What to do
Read the records and gather each line that includes "name".

Listing
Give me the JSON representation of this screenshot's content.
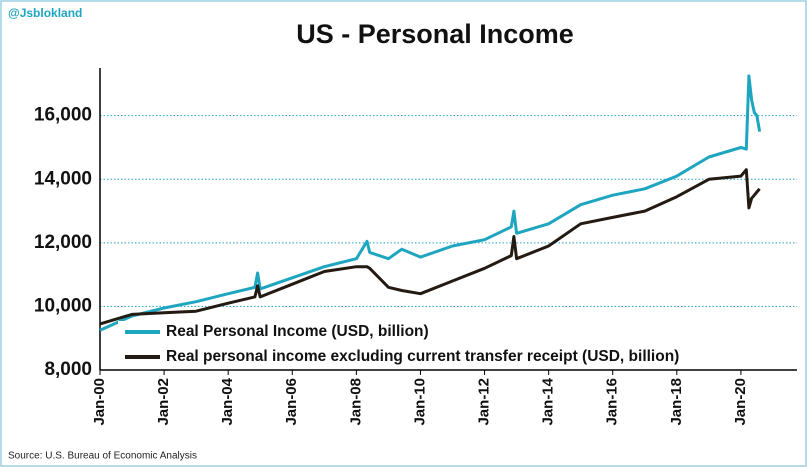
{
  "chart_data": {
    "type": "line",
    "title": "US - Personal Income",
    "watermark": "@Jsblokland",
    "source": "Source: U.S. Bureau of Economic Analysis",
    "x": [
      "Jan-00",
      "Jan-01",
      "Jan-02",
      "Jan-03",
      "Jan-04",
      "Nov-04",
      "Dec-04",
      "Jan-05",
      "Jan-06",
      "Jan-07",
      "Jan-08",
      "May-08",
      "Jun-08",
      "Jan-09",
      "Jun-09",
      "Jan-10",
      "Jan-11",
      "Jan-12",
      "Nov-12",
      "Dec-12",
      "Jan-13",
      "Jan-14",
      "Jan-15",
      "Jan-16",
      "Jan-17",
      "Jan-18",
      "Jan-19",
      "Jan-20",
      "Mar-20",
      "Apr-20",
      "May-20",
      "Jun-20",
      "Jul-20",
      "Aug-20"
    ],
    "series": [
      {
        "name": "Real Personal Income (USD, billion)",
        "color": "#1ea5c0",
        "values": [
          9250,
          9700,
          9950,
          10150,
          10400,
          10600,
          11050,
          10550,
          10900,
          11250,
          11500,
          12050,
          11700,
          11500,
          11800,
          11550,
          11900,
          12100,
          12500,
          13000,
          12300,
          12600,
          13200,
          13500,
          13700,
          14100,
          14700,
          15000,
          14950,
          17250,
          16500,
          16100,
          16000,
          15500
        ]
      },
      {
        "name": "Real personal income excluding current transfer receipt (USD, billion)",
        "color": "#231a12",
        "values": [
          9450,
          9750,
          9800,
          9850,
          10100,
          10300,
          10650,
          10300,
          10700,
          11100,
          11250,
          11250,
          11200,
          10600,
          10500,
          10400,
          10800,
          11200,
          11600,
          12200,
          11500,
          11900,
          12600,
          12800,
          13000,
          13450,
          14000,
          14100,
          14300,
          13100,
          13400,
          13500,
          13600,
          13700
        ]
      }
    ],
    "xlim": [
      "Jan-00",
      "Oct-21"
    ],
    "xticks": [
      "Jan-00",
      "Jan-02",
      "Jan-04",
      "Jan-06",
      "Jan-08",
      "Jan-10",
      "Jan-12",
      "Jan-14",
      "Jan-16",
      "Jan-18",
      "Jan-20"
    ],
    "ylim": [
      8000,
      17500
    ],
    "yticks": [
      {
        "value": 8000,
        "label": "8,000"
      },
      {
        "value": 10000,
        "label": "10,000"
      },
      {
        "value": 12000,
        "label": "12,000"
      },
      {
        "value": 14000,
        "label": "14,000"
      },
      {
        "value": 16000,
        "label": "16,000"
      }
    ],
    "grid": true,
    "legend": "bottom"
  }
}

Answer to this exercise
        "name": "Real Personal Income (USD, billion)",
        "name": "Real personal income excluding current transfer receipt (USD, billion)",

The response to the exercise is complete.